REQUIRED TASK: Review the material line by line. Identify and copy every line that contains the string "logrank".

RAW RECORDS:
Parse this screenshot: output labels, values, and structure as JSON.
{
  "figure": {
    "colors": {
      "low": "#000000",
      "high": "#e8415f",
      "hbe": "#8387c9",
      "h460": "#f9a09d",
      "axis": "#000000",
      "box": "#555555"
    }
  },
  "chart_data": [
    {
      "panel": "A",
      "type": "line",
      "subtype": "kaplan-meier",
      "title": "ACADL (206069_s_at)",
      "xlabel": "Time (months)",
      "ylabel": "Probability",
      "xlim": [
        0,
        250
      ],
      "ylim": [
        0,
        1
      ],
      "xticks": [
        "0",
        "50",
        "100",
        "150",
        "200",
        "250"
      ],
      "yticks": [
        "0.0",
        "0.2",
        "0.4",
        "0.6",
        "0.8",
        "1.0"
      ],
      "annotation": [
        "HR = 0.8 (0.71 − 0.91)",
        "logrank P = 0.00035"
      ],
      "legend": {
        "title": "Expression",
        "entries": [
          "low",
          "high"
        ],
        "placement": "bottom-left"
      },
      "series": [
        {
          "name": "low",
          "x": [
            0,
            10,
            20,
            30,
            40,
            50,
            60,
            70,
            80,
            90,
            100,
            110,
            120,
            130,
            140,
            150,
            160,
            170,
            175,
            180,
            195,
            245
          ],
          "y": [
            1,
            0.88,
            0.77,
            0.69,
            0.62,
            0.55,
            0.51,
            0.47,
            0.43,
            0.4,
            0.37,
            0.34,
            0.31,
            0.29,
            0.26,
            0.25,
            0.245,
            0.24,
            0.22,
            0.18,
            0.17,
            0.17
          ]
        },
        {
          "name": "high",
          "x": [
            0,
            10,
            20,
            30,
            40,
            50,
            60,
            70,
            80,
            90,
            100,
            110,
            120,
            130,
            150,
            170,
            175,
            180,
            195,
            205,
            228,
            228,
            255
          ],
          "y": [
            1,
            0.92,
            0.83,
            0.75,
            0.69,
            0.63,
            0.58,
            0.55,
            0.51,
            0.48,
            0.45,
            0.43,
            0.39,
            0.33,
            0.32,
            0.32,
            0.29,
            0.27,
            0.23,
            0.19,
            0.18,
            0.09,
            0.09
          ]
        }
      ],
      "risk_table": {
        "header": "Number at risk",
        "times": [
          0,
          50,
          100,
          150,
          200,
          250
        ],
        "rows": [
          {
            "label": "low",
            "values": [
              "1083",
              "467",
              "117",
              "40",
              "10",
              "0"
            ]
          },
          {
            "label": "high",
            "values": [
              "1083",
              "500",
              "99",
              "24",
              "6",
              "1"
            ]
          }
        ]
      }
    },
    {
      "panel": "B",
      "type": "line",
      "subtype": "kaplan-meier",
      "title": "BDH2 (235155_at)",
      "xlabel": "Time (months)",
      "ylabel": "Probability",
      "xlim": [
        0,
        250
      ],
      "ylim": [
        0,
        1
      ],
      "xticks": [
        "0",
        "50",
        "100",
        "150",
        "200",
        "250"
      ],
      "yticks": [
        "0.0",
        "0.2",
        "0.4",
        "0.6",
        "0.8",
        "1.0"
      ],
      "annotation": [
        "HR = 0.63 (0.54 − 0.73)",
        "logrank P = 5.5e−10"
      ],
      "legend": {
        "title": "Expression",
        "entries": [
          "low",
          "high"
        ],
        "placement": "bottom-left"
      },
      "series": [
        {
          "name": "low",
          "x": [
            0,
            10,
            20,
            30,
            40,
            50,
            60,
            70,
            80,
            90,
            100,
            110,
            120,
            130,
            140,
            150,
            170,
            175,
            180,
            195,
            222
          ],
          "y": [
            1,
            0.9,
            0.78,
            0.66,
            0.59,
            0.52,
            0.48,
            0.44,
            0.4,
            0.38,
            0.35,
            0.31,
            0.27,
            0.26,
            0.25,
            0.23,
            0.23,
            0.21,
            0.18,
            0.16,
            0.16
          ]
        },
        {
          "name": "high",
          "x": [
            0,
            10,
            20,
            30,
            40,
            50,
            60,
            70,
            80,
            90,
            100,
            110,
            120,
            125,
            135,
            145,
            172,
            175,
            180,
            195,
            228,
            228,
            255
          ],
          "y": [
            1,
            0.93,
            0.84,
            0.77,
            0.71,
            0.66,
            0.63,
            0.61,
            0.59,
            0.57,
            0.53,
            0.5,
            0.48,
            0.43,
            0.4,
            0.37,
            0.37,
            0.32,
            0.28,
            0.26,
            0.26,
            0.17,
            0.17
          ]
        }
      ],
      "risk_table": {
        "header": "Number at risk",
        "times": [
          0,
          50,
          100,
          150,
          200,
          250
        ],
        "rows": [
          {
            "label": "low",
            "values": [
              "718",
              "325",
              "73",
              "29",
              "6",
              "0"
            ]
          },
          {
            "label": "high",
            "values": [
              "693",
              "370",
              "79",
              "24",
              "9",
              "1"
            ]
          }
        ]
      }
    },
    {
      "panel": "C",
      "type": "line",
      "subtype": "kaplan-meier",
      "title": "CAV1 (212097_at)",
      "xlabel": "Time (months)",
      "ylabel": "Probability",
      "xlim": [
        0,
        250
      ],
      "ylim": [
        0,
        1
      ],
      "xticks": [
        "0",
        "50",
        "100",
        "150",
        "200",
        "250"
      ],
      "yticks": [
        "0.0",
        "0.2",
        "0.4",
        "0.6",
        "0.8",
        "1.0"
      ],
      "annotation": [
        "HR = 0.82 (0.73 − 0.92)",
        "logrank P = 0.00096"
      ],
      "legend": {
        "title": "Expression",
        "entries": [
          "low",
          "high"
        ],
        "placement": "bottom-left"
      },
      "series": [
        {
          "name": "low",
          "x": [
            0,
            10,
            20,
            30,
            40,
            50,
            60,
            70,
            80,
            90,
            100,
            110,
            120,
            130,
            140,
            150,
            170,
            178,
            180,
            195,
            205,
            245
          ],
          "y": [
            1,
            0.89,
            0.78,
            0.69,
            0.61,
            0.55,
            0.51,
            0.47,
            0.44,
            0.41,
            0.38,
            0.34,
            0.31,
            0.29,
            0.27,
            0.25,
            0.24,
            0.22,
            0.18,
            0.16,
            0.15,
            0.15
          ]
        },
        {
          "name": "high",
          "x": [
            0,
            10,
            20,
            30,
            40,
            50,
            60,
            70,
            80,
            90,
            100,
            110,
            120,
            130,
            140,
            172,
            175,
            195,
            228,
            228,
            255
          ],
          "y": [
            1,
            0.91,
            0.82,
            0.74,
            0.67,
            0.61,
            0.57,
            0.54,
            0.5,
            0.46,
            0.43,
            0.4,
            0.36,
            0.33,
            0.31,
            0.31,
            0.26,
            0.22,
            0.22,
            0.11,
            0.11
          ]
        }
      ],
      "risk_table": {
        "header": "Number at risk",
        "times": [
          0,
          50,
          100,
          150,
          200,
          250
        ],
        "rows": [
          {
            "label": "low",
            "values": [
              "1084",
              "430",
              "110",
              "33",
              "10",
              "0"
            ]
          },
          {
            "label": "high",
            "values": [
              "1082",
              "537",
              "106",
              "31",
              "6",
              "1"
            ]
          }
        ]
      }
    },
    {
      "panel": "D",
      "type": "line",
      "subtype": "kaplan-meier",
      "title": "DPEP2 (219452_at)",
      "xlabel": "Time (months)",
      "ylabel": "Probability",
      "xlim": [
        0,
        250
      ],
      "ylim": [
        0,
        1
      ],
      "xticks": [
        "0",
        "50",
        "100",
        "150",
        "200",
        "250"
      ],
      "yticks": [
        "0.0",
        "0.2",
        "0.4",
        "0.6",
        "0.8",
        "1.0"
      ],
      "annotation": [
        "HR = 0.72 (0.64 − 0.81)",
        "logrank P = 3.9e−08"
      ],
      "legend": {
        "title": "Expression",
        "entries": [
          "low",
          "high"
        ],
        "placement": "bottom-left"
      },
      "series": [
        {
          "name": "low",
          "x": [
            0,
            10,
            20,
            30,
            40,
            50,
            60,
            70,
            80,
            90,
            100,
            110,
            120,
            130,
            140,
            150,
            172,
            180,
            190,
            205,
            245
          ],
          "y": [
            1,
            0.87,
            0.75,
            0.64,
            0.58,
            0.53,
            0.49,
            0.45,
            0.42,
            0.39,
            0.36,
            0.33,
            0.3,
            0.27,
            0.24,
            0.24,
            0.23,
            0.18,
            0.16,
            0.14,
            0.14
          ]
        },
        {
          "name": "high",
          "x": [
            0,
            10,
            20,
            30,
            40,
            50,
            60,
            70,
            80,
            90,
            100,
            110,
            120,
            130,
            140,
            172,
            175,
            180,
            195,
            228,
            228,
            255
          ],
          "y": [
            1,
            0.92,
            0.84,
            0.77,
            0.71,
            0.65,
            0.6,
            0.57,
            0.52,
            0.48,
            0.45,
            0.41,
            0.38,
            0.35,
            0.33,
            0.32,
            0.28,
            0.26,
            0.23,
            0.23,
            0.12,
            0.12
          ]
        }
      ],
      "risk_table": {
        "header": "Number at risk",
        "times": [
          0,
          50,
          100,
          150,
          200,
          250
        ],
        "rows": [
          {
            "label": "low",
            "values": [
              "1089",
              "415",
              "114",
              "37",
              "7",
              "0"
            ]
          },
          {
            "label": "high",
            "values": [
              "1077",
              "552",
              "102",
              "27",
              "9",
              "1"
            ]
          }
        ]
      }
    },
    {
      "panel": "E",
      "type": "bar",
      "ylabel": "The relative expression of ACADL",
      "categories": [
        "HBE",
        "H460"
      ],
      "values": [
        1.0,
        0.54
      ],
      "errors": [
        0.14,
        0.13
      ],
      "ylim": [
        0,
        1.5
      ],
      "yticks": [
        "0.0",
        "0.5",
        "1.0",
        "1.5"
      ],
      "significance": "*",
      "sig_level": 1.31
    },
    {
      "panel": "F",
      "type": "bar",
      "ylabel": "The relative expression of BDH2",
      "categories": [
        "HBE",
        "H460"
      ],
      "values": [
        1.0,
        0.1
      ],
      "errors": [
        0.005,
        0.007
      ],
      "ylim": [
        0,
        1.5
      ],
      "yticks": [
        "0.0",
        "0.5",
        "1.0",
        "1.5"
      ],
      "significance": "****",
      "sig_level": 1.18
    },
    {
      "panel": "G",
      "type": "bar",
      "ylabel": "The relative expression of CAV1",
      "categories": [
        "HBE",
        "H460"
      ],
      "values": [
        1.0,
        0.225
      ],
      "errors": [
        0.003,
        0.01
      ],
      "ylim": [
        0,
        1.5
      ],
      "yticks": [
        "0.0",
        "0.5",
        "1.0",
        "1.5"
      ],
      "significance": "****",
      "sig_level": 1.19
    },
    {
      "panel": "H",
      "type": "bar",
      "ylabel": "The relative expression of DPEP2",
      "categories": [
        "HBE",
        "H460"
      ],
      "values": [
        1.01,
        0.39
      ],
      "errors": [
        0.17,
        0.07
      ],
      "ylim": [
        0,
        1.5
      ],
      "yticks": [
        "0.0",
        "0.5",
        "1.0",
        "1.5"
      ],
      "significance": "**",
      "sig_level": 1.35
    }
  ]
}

FULL SOLUTION:
        "logrank P = 0.00035"
        "logrank P = 5.5e−10"
        "logrank P = 0.00096"
        "logrank P = 3.9e−08"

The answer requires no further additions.